--- Excerpted records ---
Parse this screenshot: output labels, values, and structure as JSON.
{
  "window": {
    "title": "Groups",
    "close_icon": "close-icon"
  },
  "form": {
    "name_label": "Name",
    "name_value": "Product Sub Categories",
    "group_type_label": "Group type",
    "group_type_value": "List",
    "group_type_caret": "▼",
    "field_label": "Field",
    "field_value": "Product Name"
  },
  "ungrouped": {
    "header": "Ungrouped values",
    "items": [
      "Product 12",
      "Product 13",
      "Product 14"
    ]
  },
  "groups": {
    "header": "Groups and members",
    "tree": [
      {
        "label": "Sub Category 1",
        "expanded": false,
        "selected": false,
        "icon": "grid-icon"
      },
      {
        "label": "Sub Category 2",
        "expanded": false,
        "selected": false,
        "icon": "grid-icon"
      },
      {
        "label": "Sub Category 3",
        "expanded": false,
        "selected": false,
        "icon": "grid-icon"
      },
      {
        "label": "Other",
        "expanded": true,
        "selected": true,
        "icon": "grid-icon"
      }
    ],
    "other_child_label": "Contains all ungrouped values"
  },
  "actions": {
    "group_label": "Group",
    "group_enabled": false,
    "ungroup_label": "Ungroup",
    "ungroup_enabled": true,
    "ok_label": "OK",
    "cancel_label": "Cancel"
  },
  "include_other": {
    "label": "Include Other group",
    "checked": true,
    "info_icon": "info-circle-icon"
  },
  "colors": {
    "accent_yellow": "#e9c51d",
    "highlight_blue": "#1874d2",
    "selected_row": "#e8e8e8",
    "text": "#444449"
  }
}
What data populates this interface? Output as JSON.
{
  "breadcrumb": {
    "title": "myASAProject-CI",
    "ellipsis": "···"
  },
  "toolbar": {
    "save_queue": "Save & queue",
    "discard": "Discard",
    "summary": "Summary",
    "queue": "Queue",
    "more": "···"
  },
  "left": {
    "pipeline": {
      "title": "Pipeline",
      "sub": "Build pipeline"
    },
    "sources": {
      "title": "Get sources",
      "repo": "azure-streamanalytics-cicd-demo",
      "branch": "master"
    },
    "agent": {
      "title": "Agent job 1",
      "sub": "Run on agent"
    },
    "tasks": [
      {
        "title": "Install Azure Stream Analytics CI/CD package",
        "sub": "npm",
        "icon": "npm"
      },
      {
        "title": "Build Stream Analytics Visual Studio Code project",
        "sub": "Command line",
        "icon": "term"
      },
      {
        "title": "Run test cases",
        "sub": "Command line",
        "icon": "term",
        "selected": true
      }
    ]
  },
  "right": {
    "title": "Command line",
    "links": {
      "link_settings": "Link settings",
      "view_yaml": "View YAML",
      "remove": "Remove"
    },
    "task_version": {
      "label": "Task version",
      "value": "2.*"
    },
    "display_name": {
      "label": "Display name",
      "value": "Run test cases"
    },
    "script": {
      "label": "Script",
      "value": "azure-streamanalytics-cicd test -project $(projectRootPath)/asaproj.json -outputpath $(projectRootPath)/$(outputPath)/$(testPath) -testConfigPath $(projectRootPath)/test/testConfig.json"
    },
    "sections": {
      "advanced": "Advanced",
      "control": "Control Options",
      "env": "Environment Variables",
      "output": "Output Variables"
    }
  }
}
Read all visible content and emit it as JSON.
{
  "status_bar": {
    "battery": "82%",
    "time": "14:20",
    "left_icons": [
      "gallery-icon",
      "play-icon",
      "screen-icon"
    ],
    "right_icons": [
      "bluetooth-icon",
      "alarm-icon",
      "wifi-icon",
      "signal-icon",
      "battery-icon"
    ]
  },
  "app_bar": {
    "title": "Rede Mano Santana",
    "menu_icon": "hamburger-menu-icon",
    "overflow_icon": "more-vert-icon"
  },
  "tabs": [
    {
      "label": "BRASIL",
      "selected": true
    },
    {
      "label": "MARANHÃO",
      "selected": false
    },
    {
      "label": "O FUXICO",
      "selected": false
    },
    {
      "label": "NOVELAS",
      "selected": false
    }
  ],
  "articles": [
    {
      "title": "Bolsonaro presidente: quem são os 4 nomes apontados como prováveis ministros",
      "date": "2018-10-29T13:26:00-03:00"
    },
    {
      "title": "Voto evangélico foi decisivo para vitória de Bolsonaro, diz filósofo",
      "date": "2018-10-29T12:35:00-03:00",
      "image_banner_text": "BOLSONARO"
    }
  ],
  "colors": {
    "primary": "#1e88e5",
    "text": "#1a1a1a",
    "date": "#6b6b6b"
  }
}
---
Aim: Reproduce each entry from the records above, character for character.

Task solution:
Parse this screenshot: output labels, values, and structure as JSON.
{
  "window": {
    "title": "Groups",
    "close_icon": "close-icon"
  },
  "form": {
    "name_label": "Name",
    "name_value": "Product Sub Categories",
    "group_type_label": "Group type",
    "group_type_value": "List",
    "group_type_caret": "▼",
    "field_label": "Field",
    "field_value": "Product Name"
  },
  "ungrouped": {
    "header": "Ungrouped values",
    "items": [
      "Product 12",
      "Product 13",
      "Product 14"
    ]
  },
  "groups": {
    "header": "Groups and members",
    "tree": [
      {
        "label": "Sub Category 1",
        "expanded": false,
        "selected": false,
        "icon": "grid-icon"
      },
      {
        "label": "Sub Category 2",
        "expanded": false,
        "selected": false,
        "icon": "grid-icon"
      },
      {
        "label": "Sub Category 3",
        "expanded": false,
        "selected": false,
        "icon": "grid-icon"
      },
      {
        "label": "Other",
        "expanded": true,
        "selected": true,
        "icon": "grid-icon"
      }
    ],
    "other_child_label": "Contains all ungrouped values"
  },
  "actions": {
    "group_label": "Group",
    "group_enabled": false,
    "ungroup_label": "Ungroup",
    "ungroup_enabled": true,
    "ok_label": "OK",
    "cancel_label": "Cancel"
  },
  "include_other": {
    "label": "Include Other group",
    "checked": true,
    "info_icon": "info-circle-icon"
  },
  "colors": {
    "accent_yellow": "#e9c51d",
    "highlight_blue": "#1874d2",
    "selected_row": "#e8e8e8",
    "text": "#444449"
  }
}
What data populates this interface? Output as JSON.
{
  "breadcrumb": {
    "title": "myASAProject-CI",
    "ellipsis": "···"
  },
  "toolbar": {
    "save_queue": "Save & queue",
    "discard": "Discard",
    "summary": "Summary",
    "queue": "Queue",
    "more": "···"
  },
  "left": {
    "pipeline": {
      "title": "Pipeline",
      "sub": "Build pipeline"
    },
    "sources": {
      "title": "Get sources",
      "repo": "azure-streamanalytics-cicd-demo",
      "branch": "master"
    },
    "agent": {
      "title": "Agent job 1",
      "sub": "Run on agent"
    },
    "tasks": [
      {
        "title": "Install Azure Stream Analytics CI/CD package",
        "sub": "npm",
        "icon": "npm"
      },
      {
        "title": "Build Stream Analytics Visual Studio Code project",
        "sub": "Command line",
        "icon": "term"
      },
      {
        "title": "Run test cases",
        "sub": "Command line",
        "icon": "term",
        "selected": true
      }
    ]
  },
  "right": {
    "title": "Command line",
    "links": {
      "link_settings": "Link settings",
      "view_yaml": "View YAML",
      "remove": "Remove"
    },
    "task_version": {
      "label": "Task version",
      "value": "2.*"
    },
    "display_name": {
      "label": "Display name",
      "value": "Run test cases"
    },
    "script": {
      "label": "Script",
      "value": "azure-streamanalytics-cicd test -project $(projectRootPath)/asaproj.json -outputpath $(projectRootPath)/$(outputPath)/$(testPath) -testConfigPath $(projectRootPath)/test/testConfig.json"
    },
    "sections": {
      "advanced": "Advanced",
      "control": "Control Options",
      "env": "Environment Variables",
      "output": "Output Variables"
    }
  }
}
Read all visible content and emit it as JSON.
{
  "status_bar": {
    "battery": "82%",
    "time": "14:20",
    "left_icons": [
      "gallery-icon",
      "play-icon",
      "screen-icon"
    ],
    "right_icons": [
      "bluetooth-icon",
      "alarm-icon",
      "wifi-icon",
      "signal-icon",
      "battery-icon"
    ]
  },
  "app_bar": {
    "title": "Rede Mano Santana",
    "menu_icon": "hamburger-menu-icon",
    "overflow_icon": "more-vert-icon"
  },
  "tabs": [
    {
      "label": "BRASIL",
      "selected": true
    },
    {
      "label": "MARANHÃO",
      "selected": false
    },
    {
      "label": "O FUXICO",
      "selected": false
    },
    {
      "label": "NOVELAS",
      "selected": false
    }
  ],
  "articles": [
    {
      "title": "Bolsonaro presidente: quem são os 4 nomes apontados como prováveis ministros",
      "date": "2018-10-29T13:26:00-03:00"
    },
    {
      "title": "Voto evangélico foi decisivo para vitória de Bolsonaro, diz filósofo",
      "date": "2018-10-29T12:35:00-03:00",
      "image_banner_text": "BOLSONARO"
    }
  ],
  "colors": {
    "primary": "#1e88e5",
    "text": "#1a1a1a",
    "date": "#6b6b6b"
  }
}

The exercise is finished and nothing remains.